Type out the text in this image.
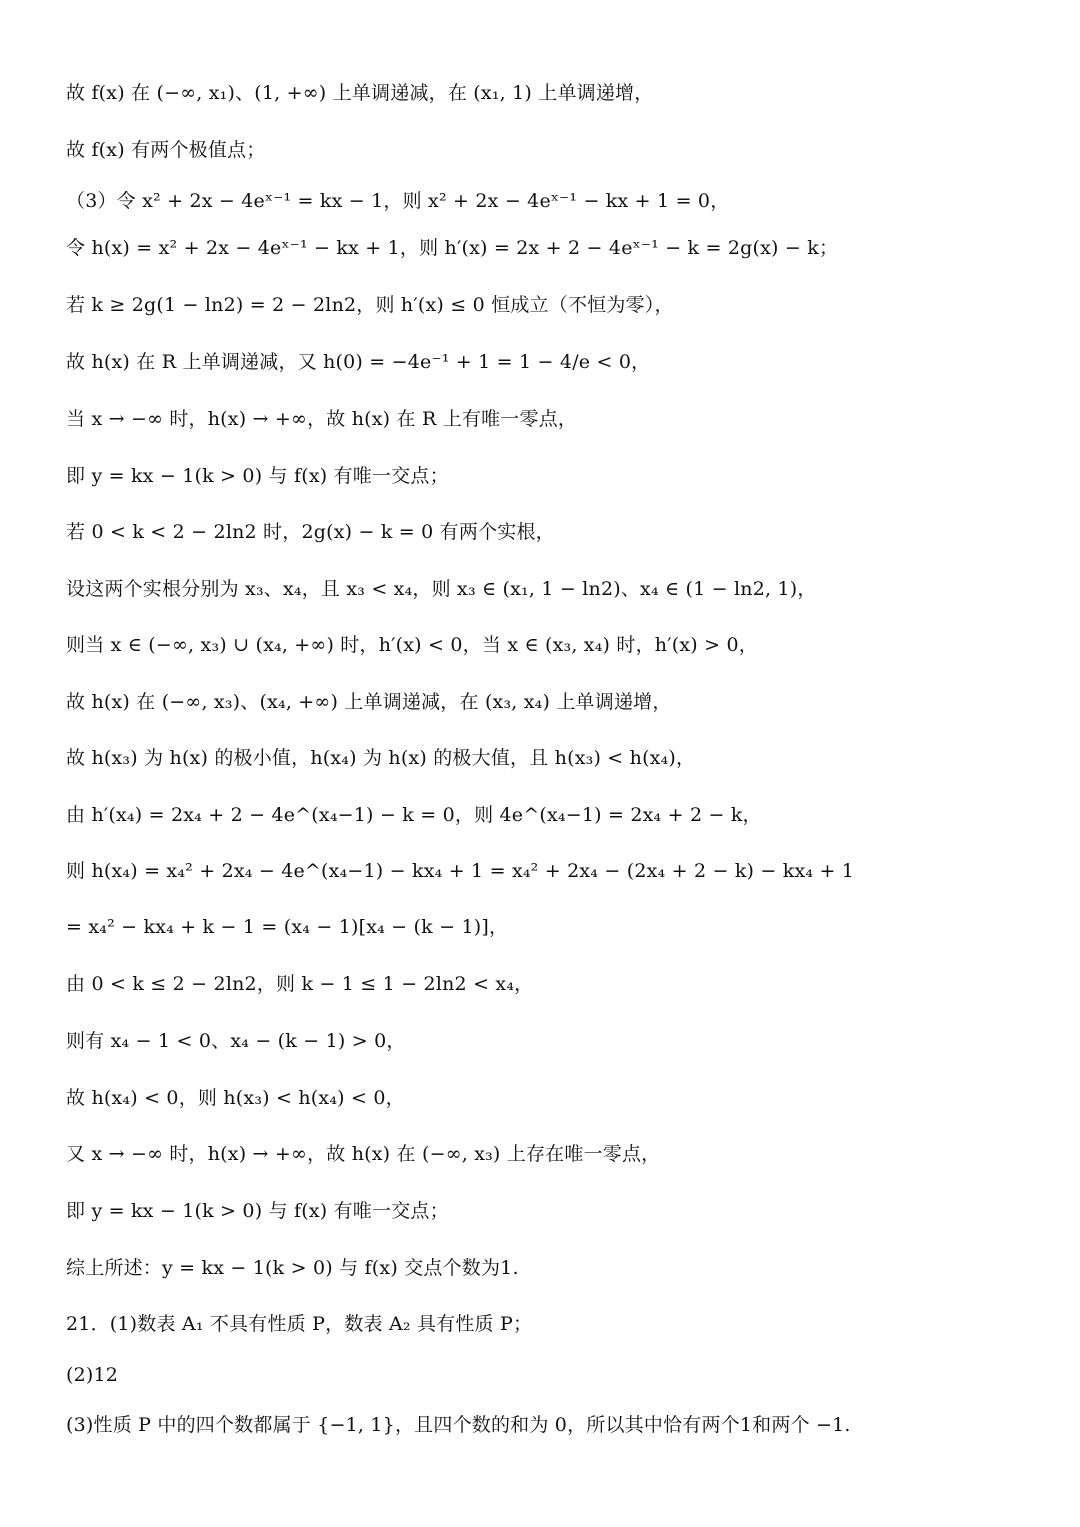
故 f(x) 在 (−∞, x₁)、(1, +∞) 上单调递减，在 (x₁, 1) 上单调递增，
故 f(x) 有两个极值点；
（3）令 x² + 2x − 4eˣ⁻¹ = kx − 1，则 x² + 2x − 4eˣ⁻¹ − kx + 1 = 0，
令 h(x) = x² + 2x − 4eˣ⁻¹ − kx + 1，则 h′(x) = 2x + 2 − 4eˣ⁻¹ − k = 2g(x) − k；
若 k ≥ 2g(1 − ln2) = 2 − 2ln2，则 h′(x) ≤ 0 恒成立（不恒为零），
故 h(x) 在 R 上单调递减，又 h(0) = −4e⁻¹ + 1 = 1 − 4/e < 0，
当 x → −∞ 时，h(x) → +∞，故 h(x) 在 R 上有唯一零点，
即 y = kx − 1(k > 0) 与 f(x) 有唯一交点；
若 0 < k < 2 − 2ln2 时，2g(x) − k = 0 有两个实根，
设这两个实根分别为 x₃、x₄，且 x₃ < x₄，则 x₃ ∈ (x₁, 1 − ln2)、x₄ ∈ (1 − ln2, 1)，
则当 x ∈ (−∞, x₃) ∪ (x₄, +∞) 时，h′(x) < 0，当 x ∈ (x₃, x₄) 时，h′(x) > 0，
故 h(x) 在 (−∞, x₃)、(x₄, +∞) 上单调递减，在 (x₃, x₄) 上单调递增，
故 h(x₃) 为 h(x) 的极小值，h(x₄) 为 h(x) 的极大值，且 h(x₃) < h(x₄)，
由 h′(x₄) = 2x₄ + 2 − 4e^(x₄−1) − k = 0，则 4e^(x₄−1) = 2x₄ + 2 − k，
则 h(x₄) = x₄² + 2x₄ − 4e^(x₄−1) − kx₄ + 1 = x₄² + 2x₄ − (2x₄ + 2 − k) − kx₄ + 1
= x₄² − kx₄ + k − 1 = (x₄ − 1)[x₄ − (k − 1)]，
由 0 < k ≤ 2 − 2ln2，则 k − 1 ≤ 1 − 2ln2 < x₄，
则有 x₄ − 1 < 0、x₄ − (k − 1) > 0，
故 h(x₄) < 0，则 h(x₃) < h(x₄) < 0，
又 x → −∞ 时，h(x) → +∞，故 h(x) 在 (−∞, x₃) 上存在唯一零点，
即 y = kx − 1(k > 0) 与 f(x) 有唯一交点；
综上所述：y = kx − 1(k > 0) 与 f(x) 交点个数为1.
21．(1)数表 A₁ 不具有性质 P，数表 A₂ 具有性质 P；
(2)12
(3)性质 P 中的四个数都属于 {−1, 1}，且四个数的和为 0，所以其中恰有两个1和两个 −1.
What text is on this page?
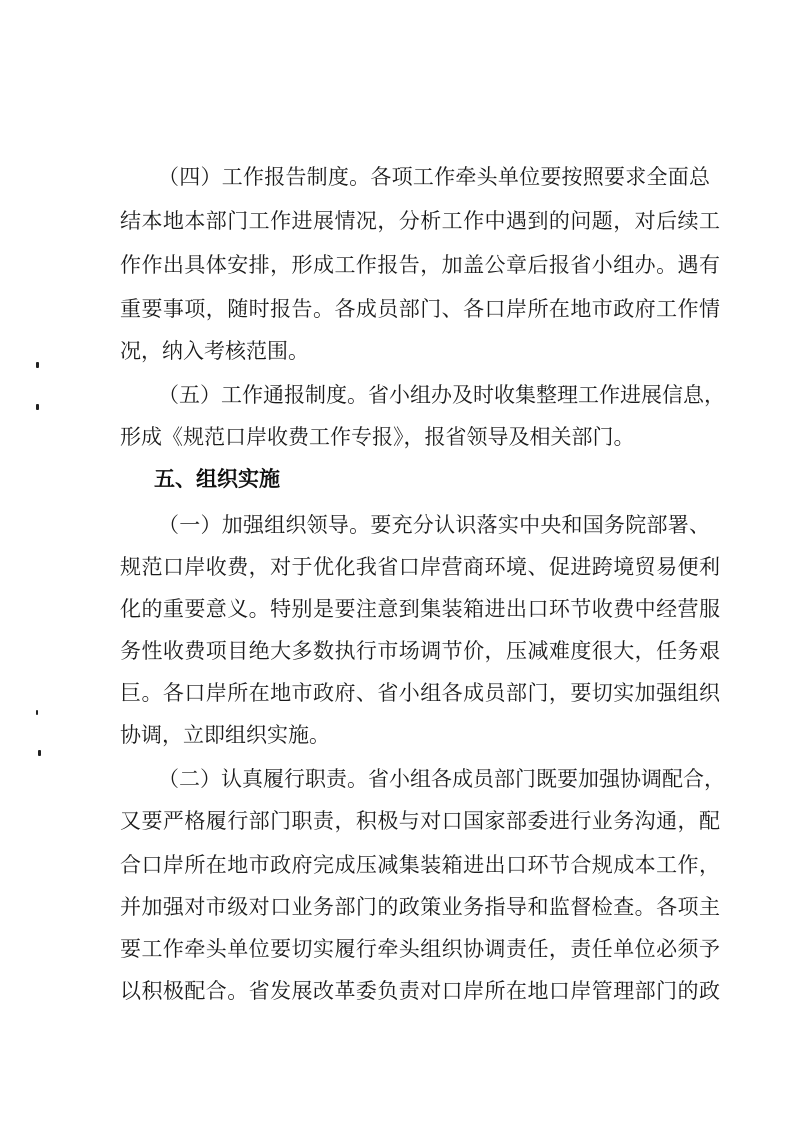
（四）工作报告制度。各项工作牵头单位要按照要求全面总

结本地本部门工作进展情况，分析工作中遇到的问题，对后续工

作作出具体安排，形成工作报告，加盖公章后报省小组办。遇有

重要事项，随时报告。各成员部门、各口岸所在地市政府工作情

况，纳入考核范围。

（五）工作通报制度。省小组办及时收集整理工作进展信息，

形成《规范口岸收费工作专报》，报省领导及相关部门。

五、组织实施

（一）加强组织领导。要充分认识落实中央和国务院部署、

规范口岸收费，对于优化我省口岸营商环境、促进跨境贸易便利

化的重要意义。特别是要注意到集装箱进出口环节收费中经营服

务性收费项目绝大多数执行市场调节价，压减难度很大，任务艰

巨。各口岸所在地市政府、省小组各成员部门，要切实加强组织

协调，立即组织实施。

（二）认真履行职责。省小组各成员部门既要加强协调配合，

又要严格履行部门职责，积极与对口国家部委进行业务沟通，配

合口岸所在地市政府完成压减集装箱进出口环节合规成本工作，

并加强对市级对口业务部门的政策业务指导和监督检查。各项主

要工作牵头单位要切实履行牵头组织协调责任，责任单位必须予

以积极配合。省发展改革委负责对口岸所在地口岸管理部门的政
★ ★ ★ ★
All of the entries above should be copied exactly, except for the pictures.

Solved problem:
Type out the text in this image.
故 f(x) 在 (−∞, x₁)、(1, +∞) 上单调递减，在 (x₁, 1) 上单调递增，
故 f(x) 有两个极值点；
（3）令 x² + 2x − 4eˣ⁻¹ = kx − 1，则 x² + 2x − 4eˣ⁻¹ − kx + 1 = 0，
令 h(x) = x² + 2x − 4eˣ⁻¹ − kx + 1，则 h′(x) = 2x + 2 − 4eˣ⁻¹ − k = 2g(x) − k；
若 k ≥ 2g(1 − ln2) = 2 − 2ln2，则 h′(x) ≤ 0 恒成立（不恒为零），
故 h(x) 在 R 上单调递减，又 h(0) = −4e⁻¹ + 1 = 1 − 4/e < 0，
当 x → −∞ 时，h(x) → +∞，故 h(x) 在 R 上有唯一零点，
即 y = kx − 1(k > 0) 与 f(x) 有唯一交点；
若 0 < k < 2 − 2ln2 时，2g(x) − k = 0 有两个实根，
设这两个实根分别为 x₃、x₄，且 x₃ < x₄，则 x₃ ∈ (x₁, 1 − ln2)、x₄ ∈ (1 − ln2, 1)，
则当 x ∈ (−∞, x₃) ∪ (x₄, +∞) 时，h′(x) < 0，当 x ∈ (x₃, x₄) 时，h′(x) > 0，
故 h(x) 在 (−∞, x₃)、(x₄, +∞) 上单调递减，在 (x₃, x₄) 上单调递增，
故 h(x₃) 为 h(x) 的极小值，h(x₄) 为 h(x) 的极大值，且 h(x₃) < h(x₄)，
由 h′(x₄) = 2x₄ + 2 − 4e^(x₄−1) − k = 0，则 4e^(x₄−1) = 2x₄ + 2 − k，
则 h(x₄) = x₄² + 2x₄ − 4e^(x₄−1) − kx₄ + 1 = x₄² + 2x₄ − (2x₄ + 2 − k) − kx₄ + 1
= x₄² − kx₄ + k − 1 = (x₄ − 1)[x₄ − (k − 1)]，
由 0 < k ≤ 2 − 2ln2，则 k − 1 ≤ 1 − 2ln2 < x₄，
则有 x₄ − 1 < 0、x₄ − (k − 1) > 0，
故 h(x₄) < 0，则 h(x₃) < h(x₄) < 0，
又 x → −∞ 时，h(x) → +∞，故 h(x) 在 (−∞, x₃) 上存在唯一零点，
即 y = kx − 1(k > 0) 与 f(x) 有唯一交点；
综上所述：y = kx − 1(k > 0) 与 f(x) 交点个数为1.
21．(1)数表 A₁ 不具有性质 P，数表 A₂ 具有性质 P；
(2)12
(3)性质 P 中的四个数都属于 {−1, 1}，且四个数的和为 0，所以其中恰有两个1和两个 −1.
What text is on this page?
（四）工作报告制度。各项工作牵头单位要按照要求全面总

结本地本部门工作进展情况，分析工作中遇到的问题，对后续工

作作出具体安排，形成工作报告，加盖公章后报省小组办。遇有

重要事项，随时报告。各成员部门、各口岸所在地市政府工作情

况，纳入考核范围。

（五）工作通报制度。省小组办及时收集整理工作进展信息，

形成《规范口岸收费工作专报》，报省领导及相关部门。

五、组织实施

（一）加强组织领导。要充分认识落实中央和国务院部署、

规范口岸收费，对于优化我省口岸营商环境、促进跨境贸易便利

化的重要意义。特别是要注意到集装箱进出口环节收费中经营服

务性收费项目绝大多数执行市场调节价，压减难度很大，任务艰

巨。各口岸所在地市政府、省小组各成员部门，要切实加强组织

协调，立即组织实施。

（二）认真履行职责。省小组各成员部门既要加强协调配合，

又要严格履行部门职责，积极与对口国家部委进行业务沟通，配

合口岸所在地市政府完成压减集装箱进出口环节合规成本工作，

并加强对市级对口业务部门的政策业务指导和监督检查。各项主

要工作牵头单位要切实履行牵头组织协调责任，责任单位必须予

以积极配合。省发展改革委负责对口岸所在地口岸管理部门的政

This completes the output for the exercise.